→ WHAT TO PRODUCE: Please format the records as a Markdown table with the columns Row and Line, numbering each row and leaving out blank lines. Start at the first line of the records and end at the line that contains "nr-input[interactable] (783, 101, 870, 127)", including both.

+ + +

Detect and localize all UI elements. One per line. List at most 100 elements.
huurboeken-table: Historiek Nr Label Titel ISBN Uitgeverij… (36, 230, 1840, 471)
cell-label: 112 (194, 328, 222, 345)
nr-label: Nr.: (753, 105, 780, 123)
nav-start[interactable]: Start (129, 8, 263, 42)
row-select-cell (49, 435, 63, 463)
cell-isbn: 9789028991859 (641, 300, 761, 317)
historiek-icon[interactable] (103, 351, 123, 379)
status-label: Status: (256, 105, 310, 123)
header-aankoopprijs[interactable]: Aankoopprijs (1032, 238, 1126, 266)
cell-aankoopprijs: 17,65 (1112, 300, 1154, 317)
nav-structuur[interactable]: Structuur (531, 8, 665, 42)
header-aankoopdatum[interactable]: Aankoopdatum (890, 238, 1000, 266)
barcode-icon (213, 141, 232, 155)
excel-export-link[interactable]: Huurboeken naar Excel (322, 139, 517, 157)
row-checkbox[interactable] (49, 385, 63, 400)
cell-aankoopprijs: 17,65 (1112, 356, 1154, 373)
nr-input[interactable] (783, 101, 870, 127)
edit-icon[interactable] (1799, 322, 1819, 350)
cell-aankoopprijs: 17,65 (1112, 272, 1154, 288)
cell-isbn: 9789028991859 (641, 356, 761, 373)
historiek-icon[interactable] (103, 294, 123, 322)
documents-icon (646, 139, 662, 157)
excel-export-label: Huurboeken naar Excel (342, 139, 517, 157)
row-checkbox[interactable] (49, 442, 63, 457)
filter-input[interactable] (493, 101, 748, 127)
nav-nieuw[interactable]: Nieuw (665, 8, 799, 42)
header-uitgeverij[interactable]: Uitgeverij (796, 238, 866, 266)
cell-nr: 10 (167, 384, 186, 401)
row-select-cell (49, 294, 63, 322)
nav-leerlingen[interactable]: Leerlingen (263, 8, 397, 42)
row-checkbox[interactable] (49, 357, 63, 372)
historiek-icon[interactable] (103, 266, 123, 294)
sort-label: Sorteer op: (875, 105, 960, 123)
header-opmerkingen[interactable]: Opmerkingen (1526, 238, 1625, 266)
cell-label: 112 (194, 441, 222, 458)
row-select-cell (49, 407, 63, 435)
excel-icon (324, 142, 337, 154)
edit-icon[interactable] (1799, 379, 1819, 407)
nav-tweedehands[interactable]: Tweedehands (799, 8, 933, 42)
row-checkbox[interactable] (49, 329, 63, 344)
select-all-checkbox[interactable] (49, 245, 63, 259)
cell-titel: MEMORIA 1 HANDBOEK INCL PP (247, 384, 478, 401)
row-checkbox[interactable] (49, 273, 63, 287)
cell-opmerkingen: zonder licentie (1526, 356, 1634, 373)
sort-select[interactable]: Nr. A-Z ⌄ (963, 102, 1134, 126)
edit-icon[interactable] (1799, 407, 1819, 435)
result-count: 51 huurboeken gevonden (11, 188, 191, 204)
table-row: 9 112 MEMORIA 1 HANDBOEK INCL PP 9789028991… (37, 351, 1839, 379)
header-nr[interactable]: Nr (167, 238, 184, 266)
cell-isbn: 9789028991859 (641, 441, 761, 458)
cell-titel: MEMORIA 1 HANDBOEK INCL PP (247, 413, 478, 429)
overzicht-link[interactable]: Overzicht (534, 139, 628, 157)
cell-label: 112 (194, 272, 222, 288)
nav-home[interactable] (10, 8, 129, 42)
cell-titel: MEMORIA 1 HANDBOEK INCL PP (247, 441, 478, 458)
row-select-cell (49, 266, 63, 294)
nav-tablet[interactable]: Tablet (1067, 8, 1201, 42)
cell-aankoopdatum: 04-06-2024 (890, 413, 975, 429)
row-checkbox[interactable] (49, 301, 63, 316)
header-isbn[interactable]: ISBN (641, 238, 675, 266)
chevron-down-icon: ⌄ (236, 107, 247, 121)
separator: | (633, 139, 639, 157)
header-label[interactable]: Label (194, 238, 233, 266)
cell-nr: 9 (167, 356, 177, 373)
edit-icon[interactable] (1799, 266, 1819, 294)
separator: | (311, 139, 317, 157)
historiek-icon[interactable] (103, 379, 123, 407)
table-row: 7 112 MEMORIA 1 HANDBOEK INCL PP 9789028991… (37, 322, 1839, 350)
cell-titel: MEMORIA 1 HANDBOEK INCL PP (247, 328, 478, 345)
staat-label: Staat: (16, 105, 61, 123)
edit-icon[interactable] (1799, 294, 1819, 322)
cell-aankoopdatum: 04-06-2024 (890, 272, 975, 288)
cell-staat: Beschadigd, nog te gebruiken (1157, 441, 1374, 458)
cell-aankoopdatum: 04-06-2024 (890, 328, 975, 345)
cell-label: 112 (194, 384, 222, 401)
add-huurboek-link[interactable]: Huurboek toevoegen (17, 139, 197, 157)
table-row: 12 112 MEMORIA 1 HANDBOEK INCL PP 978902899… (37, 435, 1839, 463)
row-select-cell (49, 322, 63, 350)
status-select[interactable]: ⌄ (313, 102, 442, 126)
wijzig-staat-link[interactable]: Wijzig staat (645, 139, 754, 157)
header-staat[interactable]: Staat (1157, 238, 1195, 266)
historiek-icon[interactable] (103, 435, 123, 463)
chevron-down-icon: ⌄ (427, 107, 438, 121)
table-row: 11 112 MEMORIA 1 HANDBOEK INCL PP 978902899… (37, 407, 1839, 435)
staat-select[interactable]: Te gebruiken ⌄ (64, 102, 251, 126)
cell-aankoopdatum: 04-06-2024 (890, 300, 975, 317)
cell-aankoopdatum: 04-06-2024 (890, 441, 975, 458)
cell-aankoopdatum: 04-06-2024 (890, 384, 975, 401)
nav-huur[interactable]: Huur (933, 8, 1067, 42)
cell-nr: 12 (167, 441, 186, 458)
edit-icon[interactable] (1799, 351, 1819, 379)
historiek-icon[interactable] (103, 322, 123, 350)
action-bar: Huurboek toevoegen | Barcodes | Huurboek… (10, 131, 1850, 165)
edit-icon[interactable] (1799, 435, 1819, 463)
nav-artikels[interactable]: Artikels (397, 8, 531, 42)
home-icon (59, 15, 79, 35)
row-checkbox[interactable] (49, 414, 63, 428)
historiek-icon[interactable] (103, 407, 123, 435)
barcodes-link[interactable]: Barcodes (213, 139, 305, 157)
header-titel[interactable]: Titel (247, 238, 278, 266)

+ + +

→ EXPECTED OUTPUT:
| Row | Line |
|---|---|
| 1 | Detect and localize all UI elements. One per line. List at most 100 elements. |
| 2 | huurboeken-table: Historiek Nr Label Titel ISBN Uitgeverij… (36, 230, 1840, 471) |
| 3 | cell-label: 112 (194, 328, 222, 345) |
| 4 | nr-label: Nr.: (753, 105, 780, 123) |
| 5 | nav-start[interactable]: Start (129, 8, 263, 42) |
| 6 | row-select-cell (49, 435, 63, 463) |
| 7 | cell-isbn: 9789028991859 (641, 300, 761, 317) |
| 8 | historiek-icon[interactable] (103, 351, 123, 379) |
| 9 | status-label: Status: (256, 105, 310, 123) |
| 10 | header-aankoopprijs[interactable]: Aankoopprijs (1032, 238, 1126, 266) |
| 11 | cell-aankoopprijs: 17,65 (1112, 300, 1154, 317) |
| 12 | nav-structuur[interactable]: Structuur (531, 8, 665, 42) |
| 13 | header-aankoopdatum[interactable]: Aankoopdatum (890, 238, 1000, 266) |
| 14 | barcode-icon (213, 141, 232, 155) |
| 15 | excel-export-link[interactable]: Huurboeken naar Excel (322, 139, 517, 157) |
| 16 | row-checkbox[interactable] (49, 385, 63, 400) |
| 17 | cell-aankoopprijs: 17,65 (1112, 356, 1154, 373) |
| 18 | nr-input[interactable] (783, 101, 870, 127) |